* GIVEN RECORDS:

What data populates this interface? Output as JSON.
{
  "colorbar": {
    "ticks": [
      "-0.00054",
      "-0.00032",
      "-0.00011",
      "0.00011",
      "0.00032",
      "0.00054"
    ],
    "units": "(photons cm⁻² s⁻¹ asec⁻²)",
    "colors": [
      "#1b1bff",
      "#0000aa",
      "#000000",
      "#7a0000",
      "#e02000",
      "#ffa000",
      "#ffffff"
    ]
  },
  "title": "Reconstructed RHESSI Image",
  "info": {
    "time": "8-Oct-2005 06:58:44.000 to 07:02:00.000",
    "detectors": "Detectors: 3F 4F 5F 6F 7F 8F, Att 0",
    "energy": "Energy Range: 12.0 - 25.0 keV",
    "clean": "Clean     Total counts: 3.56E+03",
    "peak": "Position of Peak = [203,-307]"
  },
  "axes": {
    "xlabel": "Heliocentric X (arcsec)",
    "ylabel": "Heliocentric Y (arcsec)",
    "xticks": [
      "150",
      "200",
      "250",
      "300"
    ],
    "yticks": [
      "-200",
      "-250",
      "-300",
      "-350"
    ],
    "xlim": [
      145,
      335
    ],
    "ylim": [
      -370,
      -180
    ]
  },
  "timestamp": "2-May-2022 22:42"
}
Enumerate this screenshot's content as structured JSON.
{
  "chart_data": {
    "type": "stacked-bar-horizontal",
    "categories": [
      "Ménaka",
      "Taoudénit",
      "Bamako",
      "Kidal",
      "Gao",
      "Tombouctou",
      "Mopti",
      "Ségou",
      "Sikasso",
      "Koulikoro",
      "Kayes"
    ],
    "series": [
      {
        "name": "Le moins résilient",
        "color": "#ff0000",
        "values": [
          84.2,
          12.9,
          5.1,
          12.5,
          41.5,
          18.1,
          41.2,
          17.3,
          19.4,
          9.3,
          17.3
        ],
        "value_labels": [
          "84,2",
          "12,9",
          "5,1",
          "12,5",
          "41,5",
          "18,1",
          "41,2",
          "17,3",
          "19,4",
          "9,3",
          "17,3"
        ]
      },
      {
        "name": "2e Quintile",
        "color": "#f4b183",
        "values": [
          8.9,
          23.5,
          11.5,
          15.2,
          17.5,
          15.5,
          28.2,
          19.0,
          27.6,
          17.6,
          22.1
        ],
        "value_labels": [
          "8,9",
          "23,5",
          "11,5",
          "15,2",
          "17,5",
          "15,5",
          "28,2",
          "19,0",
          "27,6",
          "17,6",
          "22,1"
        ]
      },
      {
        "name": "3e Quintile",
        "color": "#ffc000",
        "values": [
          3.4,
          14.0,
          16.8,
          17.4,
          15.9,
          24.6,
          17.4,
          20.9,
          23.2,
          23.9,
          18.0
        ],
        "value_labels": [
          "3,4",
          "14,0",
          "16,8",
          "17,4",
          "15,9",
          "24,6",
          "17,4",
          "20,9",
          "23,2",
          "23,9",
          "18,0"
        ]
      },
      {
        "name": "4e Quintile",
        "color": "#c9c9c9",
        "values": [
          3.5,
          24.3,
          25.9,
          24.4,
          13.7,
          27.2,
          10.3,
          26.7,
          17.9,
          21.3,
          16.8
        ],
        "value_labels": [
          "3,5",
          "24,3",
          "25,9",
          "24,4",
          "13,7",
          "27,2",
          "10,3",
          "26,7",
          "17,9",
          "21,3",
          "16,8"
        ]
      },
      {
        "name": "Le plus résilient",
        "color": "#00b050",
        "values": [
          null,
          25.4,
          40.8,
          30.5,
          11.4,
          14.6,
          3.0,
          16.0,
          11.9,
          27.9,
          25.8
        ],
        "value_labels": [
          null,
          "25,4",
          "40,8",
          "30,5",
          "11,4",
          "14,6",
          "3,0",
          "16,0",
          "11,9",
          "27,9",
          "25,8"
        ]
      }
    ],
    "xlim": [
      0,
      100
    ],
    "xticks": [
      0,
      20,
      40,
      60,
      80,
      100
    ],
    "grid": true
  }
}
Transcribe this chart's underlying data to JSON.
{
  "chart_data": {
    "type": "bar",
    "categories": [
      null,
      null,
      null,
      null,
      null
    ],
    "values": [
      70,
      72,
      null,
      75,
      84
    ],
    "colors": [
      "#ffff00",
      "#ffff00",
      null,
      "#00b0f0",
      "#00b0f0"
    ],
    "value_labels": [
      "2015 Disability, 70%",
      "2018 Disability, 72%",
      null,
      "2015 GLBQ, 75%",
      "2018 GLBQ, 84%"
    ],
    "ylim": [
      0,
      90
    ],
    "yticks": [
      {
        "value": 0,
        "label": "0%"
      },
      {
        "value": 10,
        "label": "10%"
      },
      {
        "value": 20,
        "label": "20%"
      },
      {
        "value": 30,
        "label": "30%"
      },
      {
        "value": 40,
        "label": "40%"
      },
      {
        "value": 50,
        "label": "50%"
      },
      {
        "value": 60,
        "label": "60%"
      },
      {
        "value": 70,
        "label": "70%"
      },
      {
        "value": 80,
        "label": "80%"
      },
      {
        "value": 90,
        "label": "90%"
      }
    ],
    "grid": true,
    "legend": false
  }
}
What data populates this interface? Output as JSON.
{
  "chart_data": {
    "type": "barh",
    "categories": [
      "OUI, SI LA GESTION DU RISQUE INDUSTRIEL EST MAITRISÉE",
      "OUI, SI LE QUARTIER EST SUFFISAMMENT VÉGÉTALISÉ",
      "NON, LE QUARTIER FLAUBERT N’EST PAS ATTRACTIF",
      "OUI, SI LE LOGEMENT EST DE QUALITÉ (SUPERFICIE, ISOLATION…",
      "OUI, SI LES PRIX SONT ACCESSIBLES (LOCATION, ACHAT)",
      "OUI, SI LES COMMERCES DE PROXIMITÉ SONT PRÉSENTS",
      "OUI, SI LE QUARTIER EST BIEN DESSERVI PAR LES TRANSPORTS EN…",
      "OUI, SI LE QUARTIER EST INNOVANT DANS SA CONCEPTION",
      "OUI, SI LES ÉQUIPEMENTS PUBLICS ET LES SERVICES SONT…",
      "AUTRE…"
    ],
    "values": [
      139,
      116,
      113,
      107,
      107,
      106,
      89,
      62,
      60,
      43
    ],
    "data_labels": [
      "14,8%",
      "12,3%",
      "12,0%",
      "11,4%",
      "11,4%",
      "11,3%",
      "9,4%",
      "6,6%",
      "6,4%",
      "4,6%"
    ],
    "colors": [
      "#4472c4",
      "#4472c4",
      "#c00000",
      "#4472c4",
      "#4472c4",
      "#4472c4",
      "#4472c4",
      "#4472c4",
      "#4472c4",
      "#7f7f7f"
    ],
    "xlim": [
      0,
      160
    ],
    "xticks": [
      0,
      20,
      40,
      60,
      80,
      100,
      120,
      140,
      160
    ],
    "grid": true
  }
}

* TASK TO COMPLETE: Extract the complete listing above, reproducing each line exactly.

* OUTPUT:
What data populates this interface? Output as JSON.
{
  "colorbar": {
    "ticks": [
      "-0.00054",
      "-0.00032",
      "-0.00011",
      "0.00011",
      "0.00032",
      "0.00054"
    ],
    "units": "(photons cm⁻² s⁻¹ asec⁻²)",
    "colors": [
      "#1b1bff",
      "#0000aa",
      "#000000",
      "#7a0000",
      "#e02000",
      "#ffa000",
      "#ffffff"
    ]
  },
  "title": "Reconstructed RHESSI Image",
  "info": {
    "time": "8-Oct-2005 06:58:44.000 to 07:02:00.000",
    "detectors": "Detectors: 3F 4F 5F 6F 7F 8F, Att 0",
    "energy": "Energy Range: 12.0 - 25.0 keV",
    "clean": "Clean     Total counts: 3.56E+03",
    "peak": "Position of Peak = [203,-307]"
  },
  "axes": {
    "xlabel": "Heliocentric X (arcsec)",
    "ylabel": "Heliocentric Y (arcsec)",
    "xticks": [
      "150",
      "200",
      "250",
      "300"
    ],
    "yticks": [
      "-200",
      "-250",
      "-300",
      "-350"
    ],
    "xlim": [
      145,
      335
    ],
    "ylim": [
      -370,
      -180
    ]
  },
  "timestamp": "2-May-2022 22:42"
}
Enumerate this screenshot's content as structured JSON.
{
  "chart_data": {
    "type": "stacked-bar-horizontal",
    "categories": [
      "Ménaka",
      "Taoudénit",
      "Bamako",
      "Kidal",
      "Gao",
      "Tombouctou",
      "Mopti",
      "Ségou",
      "Sikasso",
      "Koulikoro",
      "Kayes"
    ],
    "series": [
      {
        "name": "Le moins résilient",
        "color": "#ff0000",
        "values": [
          84.2,
          12.9,
          5.1,
          12.5,
          41.5,
          18.1,
          41.2,
          17.3,
          19.4,
          9.3,
          17.3
        ],
        "value_labels": [
          "84,2",
          "12,9",
          "5,1",
          "12,5",
          "41,5",
          "18,1",
          "41,2",
          "17,3",
          "19,4",
          "9,3",
          "17,3"
        ]
      },
      {
        "name": "2e Quintile",
        "color": "#f4b183",
        "values": [
          8.9,
          23.5,
          11.5,
          15.2,
          17.5,
          15.5,
          28.2,
          19.0,
          27.6,
          17.6,
          22.1
        ],
        "value_labels": [
          "8,9",
          "23,5",
          "11,5",
          "15,2",
          "17,5",
          "15,5",
          "28,2",
          "19,0",
          "27,6",
          "17,6",
          "22,1"
        ]
      },
      {
        "name": "3e Quintile",
        "color": "#ffc000",
        "values": [
          3.4,
          14.0,
          16.8,
          17.4,
          15.9,
          24.6,
          17.4,
          20.9,
          23.2,
          23.9,
          18.0
        ],
        "value_labels": [
          "3,4",
          "14,0",
          "16,8",
          "17,4",
          "15,9",
          "24,6",
          "17,4",
          "20,9",
          "23,2",
          "23,9",
          "18,0"
        ]
      },
      {
        "name": "4e Quintile",
        "color": "#c9c9c9",
        "values": [
          3.5,
          24.3,
          25.9,
          24.4,
          13.7,
          27.2,
          10.3,
          26.7,
          17.9,
          21.3,
          16.8
        ],
        "value_labels": [
          "3,5",
          "24,3",
          "25,9",
          "24,4",
          "13,7",
          "27,2",
          "10,3",
          "26,7",
          "17,9",
          "21,3",
          "16,8"
        ]
      },
      {
        "name": "Le plus résilient",
        "color": "#00b050",
        "values": [
          null,
          25.4,
          40.8,
          30.5,
          11.4,
          14.6,
          3.0,
          16.0,
          11.9,
          27.9,
          25.8
        ],
        "value_labels": [
          null,
          "25,4",
          "40,8",
          "30,5",
          "11,4",
          "14,6",
          "3,0",
          "16,0",
          "11,9",
          "27,9",
          "25,8"
        ]
      }
    ],
    "xlim": [
      0,
      100
    ],
    "xticks": [
      0,
      20,
      40,
      60,
      80,
      100
    ],
    "grid": true
  }
}
Transcribe this chart's underlying data to JSON.
{
  "chart_data": {
    "type": "bar",
    "categories": [
      null,
      null,
      null,
      null,
      null
    ],
    "values": [
      70,
      72,
      null,
      75,
      84
    ],
    "colors": [
      "#ffff00",
      "#ffff00",
      null,
      "#00b0f0",
      "#00b0f0"
    ],
    "value_labels": [
      "2015 Disability, 70%",
      "2018 Disability, 72%",
      null,
      "2015 GLBQ, 75%",
      "2018 GLBQ, 84%"
    ],
    "ylim": [
      0,
      90
    ],
    "yticks": [
      {
        "value": 0,
        "label": "0%"
      },
      {
        "value": 10,
        "label": "10%"
      },
      {
        "value": 20,
        "label": "20%"
      },
      {
        "value": 30,
        "label": "30%"
      },
      {
        "value": 40,
        "label": "40%"
      },
      {
        "value": 50,
        "label": "50%"
      },
      {
        "value": 60,
        "label": "60%"
      },
      {
        "value": 70,
        "label": "70%"
      },
      {
        "value": 80,
        "label": "80%"
      },
      {
        "value": 90,
        "label": "90%"
      }
    ],
    "grid": true,
    "legend": false
  }
}
What data populates this interface? Output as JSON.
{
  "chart_data": {
    "type": "barh",
    "categories": [
      "OUI, SI LA GESTION DU RISQUE INDUSTRIEL EST MAITRISÉE",
      "OUI, SI LE QUARTIER EST SUFFISAMMENT VÉGÉTALISÉ",
      "NON, LE QUARTIER FLAUBERT N’EST PAS ATTRACTIF",
      "OUI, SI LE LOGEMENT EST DE QUALITÉ (SUPERFICIE, ISOLATION…",
      "OUI, SI LES PRIX SONT ACCESSIBLES (LOCATION, ACHAT)",
      "OUI, SI LES COMMERCES DE PROXIMITÉ SONT PRÉSENTS",
      "OUI, SI LE QUARTIER EST BIEN DESSERVI PAR LES TRANSPORTS EN…",
      "OUI, SI LE QUARTIER EST INNOVANT DANS SA CONCEPTION",
      "OUI, SI LES ÉQUIPEMENTS PUBLICS ET LES SERVICES SONT…",
      "AUTRE…"
    ],
    "values": [
      139,
      116,
      113,
      107,
      107,
      106,
      89,
      62,
      60,
      43
    ],
    "data_labels": [
      "14,8%",
      "12,3%",
      "12,0%",
      "11,4%",
      "11,4%",
      "11,3%",
      "9,4%",
      "6,6%",
      "6,4%",
      "4,6%"
    ],
    "colors": [
      "#4472c4",
      "#4472c4",
      "#c00000",
      "#4472c4",
      "#4472c4",
      "#4472c4",
      "#4472c4",
      "#4472c4",
      "#4472c4",
      "#7f7f7f"
    ],
    "xlim": [
      0,
      160
    ],
    "xticks": [
      0,
      20,
      40,
      60,
      80,
      100,
      120,
      140,
      160
    ],
    "grid": true
  }
}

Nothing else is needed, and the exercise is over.